TASK DETAILS →
How many lines of the records hold the string "structured"? Reply with the number alone.

start EXTRACTED MATERIAL

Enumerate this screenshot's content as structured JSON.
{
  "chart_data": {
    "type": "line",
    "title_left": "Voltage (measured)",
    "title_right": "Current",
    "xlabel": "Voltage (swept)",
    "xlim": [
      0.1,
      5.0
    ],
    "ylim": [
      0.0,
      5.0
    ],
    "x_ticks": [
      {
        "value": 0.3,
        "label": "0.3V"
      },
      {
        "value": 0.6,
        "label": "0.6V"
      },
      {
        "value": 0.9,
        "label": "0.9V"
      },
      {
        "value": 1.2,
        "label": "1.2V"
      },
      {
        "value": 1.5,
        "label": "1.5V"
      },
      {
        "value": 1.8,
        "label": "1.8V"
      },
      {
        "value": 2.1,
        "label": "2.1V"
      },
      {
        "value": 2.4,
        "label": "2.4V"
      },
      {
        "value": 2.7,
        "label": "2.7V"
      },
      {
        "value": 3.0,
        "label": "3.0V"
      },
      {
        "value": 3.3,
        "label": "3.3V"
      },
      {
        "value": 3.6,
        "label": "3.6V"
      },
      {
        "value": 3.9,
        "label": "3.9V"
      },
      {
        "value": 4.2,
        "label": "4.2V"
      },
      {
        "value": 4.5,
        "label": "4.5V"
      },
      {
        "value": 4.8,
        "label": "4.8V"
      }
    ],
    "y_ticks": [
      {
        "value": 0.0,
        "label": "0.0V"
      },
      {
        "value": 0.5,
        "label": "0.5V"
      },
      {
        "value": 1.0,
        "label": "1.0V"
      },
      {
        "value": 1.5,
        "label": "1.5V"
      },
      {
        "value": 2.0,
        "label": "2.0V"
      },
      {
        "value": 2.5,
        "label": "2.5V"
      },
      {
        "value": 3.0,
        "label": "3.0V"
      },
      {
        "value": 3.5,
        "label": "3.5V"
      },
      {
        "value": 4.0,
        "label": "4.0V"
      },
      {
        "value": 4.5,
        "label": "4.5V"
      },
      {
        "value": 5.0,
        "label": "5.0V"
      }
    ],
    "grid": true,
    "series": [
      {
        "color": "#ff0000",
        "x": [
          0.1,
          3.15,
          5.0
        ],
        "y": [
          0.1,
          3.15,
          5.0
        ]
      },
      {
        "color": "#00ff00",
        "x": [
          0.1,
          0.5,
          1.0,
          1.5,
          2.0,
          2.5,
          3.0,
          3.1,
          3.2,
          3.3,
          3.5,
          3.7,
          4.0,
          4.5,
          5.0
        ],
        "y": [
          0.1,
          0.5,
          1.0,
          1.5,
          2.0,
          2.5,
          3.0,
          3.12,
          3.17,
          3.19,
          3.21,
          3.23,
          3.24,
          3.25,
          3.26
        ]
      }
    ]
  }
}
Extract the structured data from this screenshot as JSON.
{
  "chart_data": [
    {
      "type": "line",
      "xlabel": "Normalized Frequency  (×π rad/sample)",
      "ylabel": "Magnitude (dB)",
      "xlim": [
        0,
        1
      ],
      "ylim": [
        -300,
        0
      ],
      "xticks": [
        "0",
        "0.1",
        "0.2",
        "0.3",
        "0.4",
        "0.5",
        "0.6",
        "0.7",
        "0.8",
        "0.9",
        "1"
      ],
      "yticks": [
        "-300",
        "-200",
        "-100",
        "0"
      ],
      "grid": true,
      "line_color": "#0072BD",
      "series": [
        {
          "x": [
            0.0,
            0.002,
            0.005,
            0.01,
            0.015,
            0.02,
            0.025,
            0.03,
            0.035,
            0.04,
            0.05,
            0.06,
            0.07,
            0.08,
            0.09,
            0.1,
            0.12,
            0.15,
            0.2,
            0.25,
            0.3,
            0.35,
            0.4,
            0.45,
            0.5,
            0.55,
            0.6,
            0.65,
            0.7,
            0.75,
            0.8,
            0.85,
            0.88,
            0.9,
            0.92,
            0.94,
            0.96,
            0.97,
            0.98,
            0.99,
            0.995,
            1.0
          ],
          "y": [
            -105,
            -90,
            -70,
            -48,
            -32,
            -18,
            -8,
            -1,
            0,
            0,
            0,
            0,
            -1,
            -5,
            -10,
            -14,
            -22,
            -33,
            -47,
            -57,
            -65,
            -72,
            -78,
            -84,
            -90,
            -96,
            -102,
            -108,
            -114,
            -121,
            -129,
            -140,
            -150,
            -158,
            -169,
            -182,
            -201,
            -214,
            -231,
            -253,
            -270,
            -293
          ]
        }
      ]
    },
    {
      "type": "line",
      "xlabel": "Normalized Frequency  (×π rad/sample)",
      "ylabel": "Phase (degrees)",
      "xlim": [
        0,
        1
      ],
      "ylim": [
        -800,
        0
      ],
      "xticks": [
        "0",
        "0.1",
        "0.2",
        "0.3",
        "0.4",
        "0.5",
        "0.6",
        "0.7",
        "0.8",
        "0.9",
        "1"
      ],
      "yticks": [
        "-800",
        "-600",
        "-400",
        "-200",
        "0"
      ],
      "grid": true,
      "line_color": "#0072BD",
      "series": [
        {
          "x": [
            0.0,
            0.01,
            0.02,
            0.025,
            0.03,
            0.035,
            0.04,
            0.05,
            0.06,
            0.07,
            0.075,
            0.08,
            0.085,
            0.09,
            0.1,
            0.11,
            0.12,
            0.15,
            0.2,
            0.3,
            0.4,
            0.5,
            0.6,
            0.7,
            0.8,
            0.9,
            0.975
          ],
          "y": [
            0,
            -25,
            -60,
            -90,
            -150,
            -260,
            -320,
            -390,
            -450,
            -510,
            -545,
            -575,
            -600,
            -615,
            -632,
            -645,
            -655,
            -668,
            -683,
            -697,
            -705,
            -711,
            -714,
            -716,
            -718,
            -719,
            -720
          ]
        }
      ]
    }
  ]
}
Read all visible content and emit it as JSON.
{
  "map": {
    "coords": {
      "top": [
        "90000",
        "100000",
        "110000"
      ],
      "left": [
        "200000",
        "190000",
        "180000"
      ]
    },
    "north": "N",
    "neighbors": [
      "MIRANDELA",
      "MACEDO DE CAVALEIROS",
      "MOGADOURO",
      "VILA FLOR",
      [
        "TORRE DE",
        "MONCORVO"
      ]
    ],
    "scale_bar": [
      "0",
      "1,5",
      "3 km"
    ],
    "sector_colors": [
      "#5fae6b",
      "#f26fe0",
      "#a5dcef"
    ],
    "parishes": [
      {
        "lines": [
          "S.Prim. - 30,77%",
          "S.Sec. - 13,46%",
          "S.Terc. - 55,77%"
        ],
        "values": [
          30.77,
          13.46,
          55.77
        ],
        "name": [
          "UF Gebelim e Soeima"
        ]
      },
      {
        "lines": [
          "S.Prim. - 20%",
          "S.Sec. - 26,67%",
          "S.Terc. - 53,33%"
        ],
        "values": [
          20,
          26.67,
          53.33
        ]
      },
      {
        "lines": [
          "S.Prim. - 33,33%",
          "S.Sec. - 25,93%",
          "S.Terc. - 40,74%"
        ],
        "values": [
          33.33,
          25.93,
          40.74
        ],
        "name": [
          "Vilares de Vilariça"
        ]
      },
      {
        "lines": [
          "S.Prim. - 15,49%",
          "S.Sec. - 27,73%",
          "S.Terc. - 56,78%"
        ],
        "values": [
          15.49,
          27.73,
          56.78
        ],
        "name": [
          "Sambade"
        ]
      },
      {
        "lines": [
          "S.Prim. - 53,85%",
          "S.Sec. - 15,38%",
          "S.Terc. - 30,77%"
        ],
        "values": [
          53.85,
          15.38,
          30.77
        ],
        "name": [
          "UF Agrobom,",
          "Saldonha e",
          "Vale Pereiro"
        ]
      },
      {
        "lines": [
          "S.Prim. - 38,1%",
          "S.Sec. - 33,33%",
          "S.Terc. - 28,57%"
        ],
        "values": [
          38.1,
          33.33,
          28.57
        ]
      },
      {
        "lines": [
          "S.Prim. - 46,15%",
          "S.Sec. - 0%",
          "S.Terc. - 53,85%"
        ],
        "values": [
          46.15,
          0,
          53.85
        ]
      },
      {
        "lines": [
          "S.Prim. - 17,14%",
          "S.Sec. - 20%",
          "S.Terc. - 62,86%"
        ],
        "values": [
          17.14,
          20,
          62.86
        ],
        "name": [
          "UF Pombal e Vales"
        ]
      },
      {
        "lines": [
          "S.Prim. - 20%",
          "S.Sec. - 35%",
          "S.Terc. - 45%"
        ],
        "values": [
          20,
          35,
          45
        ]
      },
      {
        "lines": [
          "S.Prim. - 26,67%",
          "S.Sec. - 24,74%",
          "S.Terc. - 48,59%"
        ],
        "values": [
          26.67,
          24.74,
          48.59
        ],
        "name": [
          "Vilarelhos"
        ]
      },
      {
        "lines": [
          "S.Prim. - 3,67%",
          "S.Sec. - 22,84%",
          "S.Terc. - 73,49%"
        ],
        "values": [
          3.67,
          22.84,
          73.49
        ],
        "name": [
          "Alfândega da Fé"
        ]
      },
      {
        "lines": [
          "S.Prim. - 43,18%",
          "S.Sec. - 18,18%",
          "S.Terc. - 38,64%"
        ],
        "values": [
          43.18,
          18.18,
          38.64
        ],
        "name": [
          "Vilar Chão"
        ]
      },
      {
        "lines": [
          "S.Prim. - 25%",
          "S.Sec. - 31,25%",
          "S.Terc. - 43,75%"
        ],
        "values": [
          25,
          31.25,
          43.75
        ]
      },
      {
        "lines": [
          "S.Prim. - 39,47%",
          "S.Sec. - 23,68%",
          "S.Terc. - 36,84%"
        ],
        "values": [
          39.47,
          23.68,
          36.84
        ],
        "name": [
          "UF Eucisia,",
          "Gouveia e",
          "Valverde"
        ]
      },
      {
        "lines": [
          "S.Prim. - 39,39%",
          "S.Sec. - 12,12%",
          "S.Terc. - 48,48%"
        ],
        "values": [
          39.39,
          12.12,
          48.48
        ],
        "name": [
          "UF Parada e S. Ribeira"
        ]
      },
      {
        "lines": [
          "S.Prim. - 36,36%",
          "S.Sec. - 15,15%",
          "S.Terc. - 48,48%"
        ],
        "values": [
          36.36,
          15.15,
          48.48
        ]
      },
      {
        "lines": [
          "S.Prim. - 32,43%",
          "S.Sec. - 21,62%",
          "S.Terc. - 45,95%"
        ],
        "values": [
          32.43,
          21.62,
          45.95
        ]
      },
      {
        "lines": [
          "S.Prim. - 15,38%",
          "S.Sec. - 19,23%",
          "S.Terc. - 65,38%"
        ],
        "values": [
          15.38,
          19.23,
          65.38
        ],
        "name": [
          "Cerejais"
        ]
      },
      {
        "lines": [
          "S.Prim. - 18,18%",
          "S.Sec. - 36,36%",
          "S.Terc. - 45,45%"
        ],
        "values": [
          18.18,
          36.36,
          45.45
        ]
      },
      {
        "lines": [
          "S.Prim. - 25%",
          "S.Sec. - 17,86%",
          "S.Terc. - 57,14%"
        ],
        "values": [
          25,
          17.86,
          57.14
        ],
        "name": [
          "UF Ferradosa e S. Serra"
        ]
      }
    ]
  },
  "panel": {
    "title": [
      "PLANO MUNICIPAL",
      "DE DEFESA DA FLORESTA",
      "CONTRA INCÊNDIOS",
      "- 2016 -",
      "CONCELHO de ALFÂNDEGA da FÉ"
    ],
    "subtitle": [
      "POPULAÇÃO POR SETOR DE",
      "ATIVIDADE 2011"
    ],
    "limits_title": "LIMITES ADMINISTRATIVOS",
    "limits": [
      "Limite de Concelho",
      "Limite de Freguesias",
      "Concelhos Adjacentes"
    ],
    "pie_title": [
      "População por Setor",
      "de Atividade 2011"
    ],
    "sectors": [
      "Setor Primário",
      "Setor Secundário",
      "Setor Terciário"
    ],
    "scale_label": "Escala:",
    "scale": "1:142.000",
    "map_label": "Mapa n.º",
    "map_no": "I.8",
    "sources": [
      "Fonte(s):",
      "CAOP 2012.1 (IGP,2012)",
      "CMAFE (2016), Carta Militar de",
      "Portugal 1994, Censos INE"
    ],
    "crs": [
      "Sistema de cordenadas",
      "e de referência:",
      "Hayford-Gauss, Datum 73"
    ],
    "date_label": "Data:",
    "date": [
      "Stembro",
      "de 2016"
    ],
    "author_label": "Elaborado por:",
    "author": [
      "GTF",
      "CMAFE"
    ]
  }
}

end EXTRACTED MATERIAL

WRITTEN SOLUTION →
2